• Exercise aim: Put the data from the line with "body text Privat-Etage: Truman-Balkon" to the line with "bare trees by" into a Markdown table with the columns Row and Text, numbering each row and leaving out blank lines.

※

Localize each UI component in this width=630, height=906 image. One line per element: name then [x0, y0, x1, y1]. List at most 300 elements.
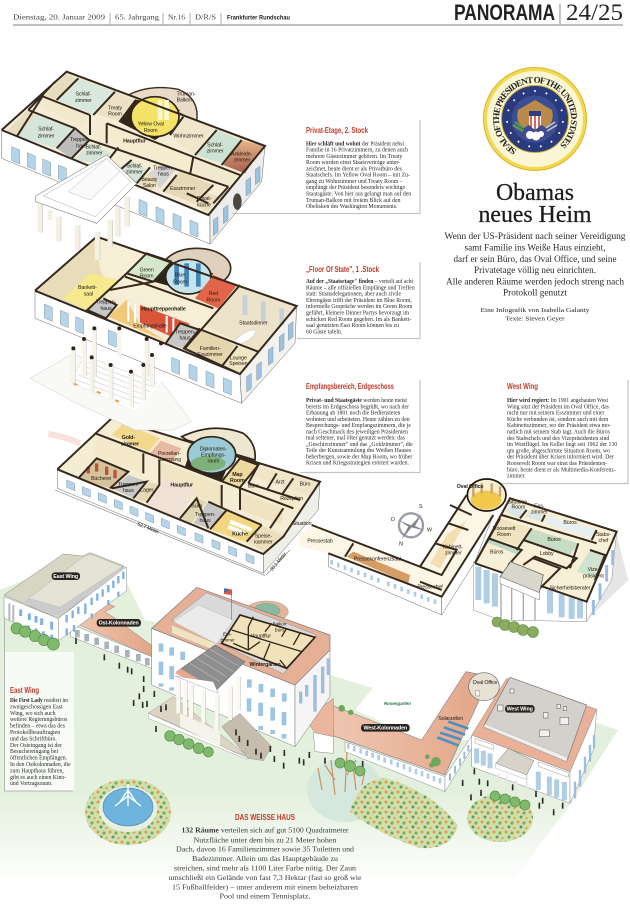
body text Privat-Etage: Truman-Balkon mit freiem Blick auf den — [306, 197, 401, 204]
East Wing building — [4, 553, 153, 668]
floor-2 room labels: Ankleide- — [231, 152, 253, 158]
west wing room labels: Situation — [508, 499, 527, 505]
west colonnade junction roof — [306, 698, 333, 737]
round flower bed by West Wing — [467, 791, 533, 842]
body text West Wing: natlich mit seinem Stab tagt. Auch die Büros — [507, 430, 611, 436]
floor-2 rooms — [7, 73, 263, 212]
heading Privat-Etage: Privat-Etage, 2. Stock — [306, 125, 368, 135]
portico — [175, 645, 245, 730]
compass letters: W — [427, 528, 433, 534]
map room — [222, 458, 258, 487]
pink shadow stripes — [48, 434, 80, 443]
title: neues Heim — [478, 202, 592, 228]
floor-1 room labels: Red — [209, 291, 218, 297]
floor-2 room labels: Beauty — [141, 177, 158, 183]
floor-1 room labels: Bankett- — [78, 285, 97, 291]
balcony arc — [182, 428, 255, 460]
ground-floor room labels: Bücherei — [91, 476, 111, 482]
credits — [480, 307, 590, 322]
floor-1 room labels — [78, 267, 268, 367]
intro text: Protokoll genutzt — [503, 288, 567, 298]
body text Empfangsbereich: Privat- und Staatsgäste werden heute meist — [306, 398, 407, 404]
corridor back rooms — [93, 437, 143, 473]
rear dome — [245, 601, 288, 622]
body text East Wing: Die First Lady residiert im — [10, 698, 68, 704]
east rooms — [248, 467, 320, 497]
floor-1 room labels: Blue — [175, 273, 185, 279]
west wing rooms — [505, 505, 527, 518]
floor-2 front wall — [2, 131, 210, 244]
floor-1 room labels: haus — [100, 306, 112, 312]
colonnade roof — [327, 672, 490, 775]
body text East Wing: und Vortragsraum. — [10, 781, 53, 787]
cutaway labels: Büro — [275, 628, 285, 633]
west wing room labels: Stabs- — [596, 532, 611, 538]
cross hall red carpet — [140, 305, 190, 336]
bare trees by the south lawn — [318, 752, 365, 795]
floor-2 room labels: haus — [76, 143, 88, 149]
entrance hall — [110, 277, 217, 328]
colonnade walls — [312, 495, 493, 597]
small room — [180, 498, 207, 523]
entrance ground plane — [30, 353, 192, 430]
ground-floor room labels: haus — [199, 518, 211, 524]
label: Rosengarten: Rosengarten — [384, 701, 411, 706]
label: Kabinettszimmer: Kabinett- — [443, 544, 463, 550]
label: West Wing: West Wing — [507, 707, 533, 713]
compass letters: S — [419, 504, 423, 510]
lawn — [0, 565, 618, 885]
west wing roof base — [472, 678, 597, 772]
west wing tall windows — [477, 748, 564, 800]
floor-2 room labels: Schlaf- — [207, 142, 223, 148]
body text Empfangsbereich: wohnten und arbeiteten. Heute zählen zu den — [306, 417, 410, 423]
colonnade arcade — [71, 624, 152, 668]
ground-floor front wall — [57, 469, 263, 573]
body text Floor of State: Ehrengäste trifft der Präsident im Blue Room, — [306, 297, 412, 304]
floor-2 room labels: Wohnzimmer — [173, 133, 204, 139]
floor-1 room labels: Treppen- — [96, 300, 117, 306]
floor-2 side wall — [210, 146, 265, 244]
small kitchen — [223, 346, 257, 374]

※

• Expected output:
| Row | Text |
|---|---|
| 1 | body text Privat-Etage: Truman-Balkon mit freiem Blick auf den — [306, 197, 401, 204] |
| 2 | East Wing building — [4, 553, 153, 668] |
| 3 | floor-2 room labels: Ankleide- — [231, 152, 253, 158] |
| 4 | west wing room labels: Situation — [508, 499, 527, 505] |
| 5 | west colonnade junction roof — [306, 698, 333, 737] |
| 6 | round flower bed by West Wing — [467, 791, 533, 842] |
| 7 | body text West Wing: natlich mit seinem Stab tagt. Auch die Büros — [507, 430, 611, 436] |
| 8 | floor-2 rooms — [7, 73, 263, 212] |
| 9 | heading Privat-Etage: Privat-Etage, 2. Stock — [306, 125, 368, 135] |
| 10 | portico — [175, 645, 245, 730] |
| 11 | compass letters: W — [427, 528, 433, 534] |
| 12 | map room — [222, 458, 258, 487] |
| 13 | pink shadow stripes — [48, 434, 80, 443] |
| 14 | title: neues Heim — [478, 202, 592, 228] |
| 15 | floor-1 room labels: Red — [209, 291, 218, 297] |
| 16 | floor-2 room labels: Beauty — [141, 177, 158, 183] |
| 17 | floor-1 room labels: Bankett- — [78, 285, 97, 291] |
| 18 | balcony arc — [182, 428, 255, 460] |
| 19 | ground-floor room labels: Bücherei — [91, 476, 111, 482] |
| 20 | credits — [480, 307, 590, 322] |
| 21 | floor-1 room labels — [78, 267, 268, 367] |
| 22 | intro text: Protokoll genutzt — [503, 288, 567, 298] |
| 23 | body text Empfangsbereich: Privat- und Staatsgäste werden heute meist — [306, 398, 407, 404] |
| 24 | corridor back rooms — [93, 437, 143, 473] |
| 25 | rear dome — [245, 601, 288, 622] |
| 26 | body text East Wing: Die First Lady residiert im — [10, 698, 68, 704] |
| 27 | east rooms — [248, 467, 320, 497] |
| 28 | floor-1 room labels: Blue — [175, 273, 185, 279] |
| 29 | west wing rooms — [505, 505, 527, 518] |
| 30 | floor-2 front wall — [2, 131, 210, 244] |
| 31 | floor-1 room labels: haus — [100, 306, 112, 312] |
| 32 | colonnade roof — [327, 672, 490, 775] |
| 33 | body text East Wing: und Vortragsraum. — [10, 781, 53, 787] |
| 34 | cutaway labels: Büro — [275, 628, 285, 633] |
| 35 | west wing room labels: Stabs- — [596, 532, 611, 538] |
| 36 | cross hall red carpet — [140, 305, 190, 336] |
| 37 | bare trees by the south lawn — [318, 752, 365, 795] |